══ INPUT FOR THIS TASK ══

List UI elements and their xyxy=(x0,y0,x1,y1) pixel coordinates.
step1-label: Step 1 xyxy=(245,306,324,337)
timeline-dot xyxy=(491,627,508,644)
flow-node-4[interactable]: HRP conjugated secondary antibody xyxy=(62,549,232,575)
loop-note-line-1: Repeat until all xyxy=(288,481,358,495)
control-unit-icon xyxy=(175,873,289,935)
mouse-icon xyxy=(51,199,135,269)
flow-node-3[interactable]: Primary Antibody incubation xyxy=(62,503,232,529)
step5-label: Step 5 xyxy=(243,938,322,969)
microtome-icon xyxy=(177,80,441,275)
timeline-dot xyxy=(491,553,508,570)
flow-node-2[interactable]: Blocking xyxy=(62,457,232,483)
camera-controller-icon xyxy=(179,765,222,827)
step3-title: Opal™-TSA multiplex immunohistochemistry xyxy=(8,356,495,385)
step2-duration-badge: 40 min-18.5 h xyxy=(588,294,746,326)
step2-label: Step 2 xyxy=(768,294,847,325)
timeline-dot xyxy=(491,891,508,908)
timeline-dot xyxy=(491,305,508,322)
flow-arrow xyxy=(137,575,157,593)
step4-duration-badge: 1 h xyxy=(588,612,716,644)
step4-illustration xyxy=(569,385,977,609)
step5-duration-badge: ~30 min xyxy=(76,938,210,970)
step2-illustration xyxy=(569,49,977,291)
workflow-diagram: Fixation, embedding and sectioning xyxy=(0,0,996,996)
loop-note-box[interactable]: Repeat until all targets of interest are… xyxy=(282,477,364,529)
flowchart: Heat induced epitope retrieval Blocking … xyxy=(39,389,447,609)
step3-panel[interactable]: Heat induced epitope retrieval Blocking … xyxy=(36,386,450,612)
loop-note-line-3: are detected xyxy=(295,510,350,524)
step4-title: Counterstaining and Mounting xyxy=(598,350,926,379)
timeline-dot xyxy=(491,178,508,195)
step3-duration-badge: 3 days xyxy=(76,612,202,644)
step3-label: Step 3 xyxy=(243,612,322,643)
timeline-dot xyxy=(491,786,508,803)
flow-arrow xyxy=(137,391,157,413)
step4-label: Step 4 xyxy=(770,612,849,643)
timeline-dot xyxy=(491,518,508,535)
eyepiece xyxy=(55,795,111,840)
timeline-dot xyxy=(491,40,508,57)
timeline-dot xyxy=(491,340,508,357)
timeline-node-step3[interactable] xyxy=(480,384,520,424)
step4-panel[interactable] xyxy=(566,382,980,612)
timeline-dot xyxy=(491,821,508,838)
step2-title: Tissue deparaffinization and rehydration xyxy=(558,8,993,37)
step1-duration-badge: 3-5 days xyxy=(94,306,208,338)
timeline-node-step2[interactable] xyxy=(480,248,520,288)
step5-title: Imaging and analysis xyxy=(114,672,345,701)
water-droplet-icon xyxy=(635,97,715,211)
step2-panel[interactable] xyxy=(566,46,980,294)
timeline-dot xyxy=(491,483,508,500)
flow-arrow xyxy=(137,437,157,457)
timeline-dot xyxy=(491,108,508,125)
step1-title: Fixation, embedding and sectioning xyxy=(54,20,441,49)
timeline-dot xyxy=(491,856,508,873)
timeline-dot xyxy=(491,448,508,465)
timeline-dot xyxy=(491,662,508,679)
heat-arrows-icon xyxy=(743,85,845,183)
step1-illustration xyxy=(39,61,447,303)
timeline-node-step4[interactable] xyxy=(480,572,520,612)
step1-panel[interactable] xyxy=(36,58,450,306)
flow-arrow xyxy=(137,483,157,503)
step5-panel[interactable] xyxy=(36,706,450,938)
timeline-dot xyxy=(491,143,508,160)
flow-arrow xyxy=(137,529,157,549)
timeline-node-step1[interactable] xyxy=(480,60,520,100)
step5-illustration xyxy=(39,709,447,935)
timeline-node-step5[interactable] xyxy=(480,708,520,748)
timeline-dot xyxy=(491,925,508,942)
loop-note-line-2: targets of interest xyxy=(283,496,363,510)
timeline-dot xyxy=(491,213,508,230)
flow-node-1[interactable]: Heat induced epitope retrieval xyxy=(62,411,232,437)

═══

EXERCISE GOAL:
Take each record above and return it verbatim.

REPLY TO THE TASK:
List UI elements and their xyxy=(x0,y0,x1,y1) pixel coordinates.
step1-label: Step 1 xyxy=(245,306,324,337)
timeline-dot xyxy=(491,627,508,644)
flow-node-4[interactable]: HRP conjugated secondary antibody xyxy=(62,549,232,575)
loop-note-line-1: Repeat until all xyxy=(288,481,358,495)
control-unit-icon xyxy=(175,873,289,935)
mouse-icon xyxy=(51,199,135,269)
flow-node-3[interactable]: Primary Antibody incubation xyxy=(62,503,232,529)
step5-label: Step 5 xyxy=(243,938,322,969)
microtome-icon xyxy=(177,80,441,275)
timeline-dot xyxy=(491,553,508,570)
flow-node-2[interactable]: Blocking xyxy=(62,457,232,483)
camera-controller-icon xyxy=(179,765,222,827)
step3-title: Opal™-TSA multiplex immunohistochemistry xyxy=(8,356,495,385)
step2-duration-badge: 40 min-18.5 h xyxy=(588,294,746,326)
step2-label: Step 2 xyxy=(768,294,847,325)
timeline-dot xyxy=(491,891,508,908)
timeline-dot xyxy=(491,305,508,322)
flow-arrow xyxy=(137,575,157,593)
step4-duration-badge: 1 h xyxy=(588,612,716,644)
step4-illustration xyxy=(569,385,977,609)
step5-duration-badge: ~30 min xyxy=(76,938,210,970)
step2-illustration xyxy=(569,49,977,291)
workflow-diagram: Fixation, embedding and sectioning xyxy=(0,0,996,996)
loop-note-box[interactable]: Repeat until all targets of interest are… xyxy=(282,477,364,529)
flowchart: Heat induced epitope retrieval Blocking … xyxy=(39,389,447,609)
step3-panel[interactable]: Heat induced epitope retrieval Blocking … xyxy=(36,386,450,612)
loop-note-line-3: are detected xyxy=(295,510,350,524)
step4-title: Counterstaining and Mounting xyxy=(598,350,926,379)
timeline-dot xyxy=(491,178,508,195)
step3-duration-badge: 3 days xyxy=(76,612,202,644)
step3-label: Step 3 xyxy=(243,612,322,643)
timeline-dot xyxy=(491,786,508,803)
flow-arrow xyxy=(137,391,157,413)
step4-label: Step 4 xyxy=(770,612,849,643)
timeline-dot xyxy=(491,518,508,535)
eyepiece xyxy=(55,795,111,840)
timeline-dot xyxy=(491,40,508,57)
timeline-dot xyxy=(491,340,508,357)
timeline-node-step3[interactable] xyxy=(480,384,520,424)
step4-panel[interactable] xyxy=(566,382,980,612)
timeline-dot xyxy=(491,821,508,838)
step2-title: Tissue deparaffinization and rehydration xyxy=(558,8,993,37)
step1-duration-badge: 3-5 days xyxy=(94,306,208,338)
timeline-node-step2[interactable] xyxy=(480,248,520,288)
step5-title: Imaging and analysis xyxy=(114,672,345,701)
water-droplet-icon xyxy=(635,97,715,211)
step2-panel[interactable] xyxy=(566,46,980,294)
timeline-dot xyxy=(491,483,508,500)
flow-arrow xyxy=(137,437,157,457)
timeline-dot xyxy=(491,108,508,125)
step1-title: Fixation, embedding and sectioning xyxy=(54,20,441,49)
timeline-dot xyxy=(491,856,508,873)
timeline-dot xyxy=(491,448,508,465)
timeline-dot xyxy=(491,662,508,679)
heat-arrows-icon xyxy=(743,85,845,183)
step1-illustration xyxy=(39,61,447,303)
timeline-node-step4[interactable] xyxy=(480,572,520,612)
step1-panel[interactable] xyxy=(36,58,450,306)
flow-arrow xyxy=(137,483,157,503)
step5-panel[interactable] xyxy=(36,706,450,938)
timeline-dot xyxy=(491,143,508,160)
flow-arrow xyxy=(137,529,157,549)
timeline-node-step1[interactable] xyxy=(480,60,520,100)
step5-illustration xyxy=(39,709,447,935)
timeline-node-step5[interactable] xyxy=(480,708,520,748)
timeline-dot xyxy=(491,925,508,942)
loop-note-line-2: targets of interest xyxy=(283,496,363,510)
timeline-dot xyxy=(491,213,508,230)
flow-node-1[interactable]: Heat induced epitope retrieval xyxy=(62,411,232,437)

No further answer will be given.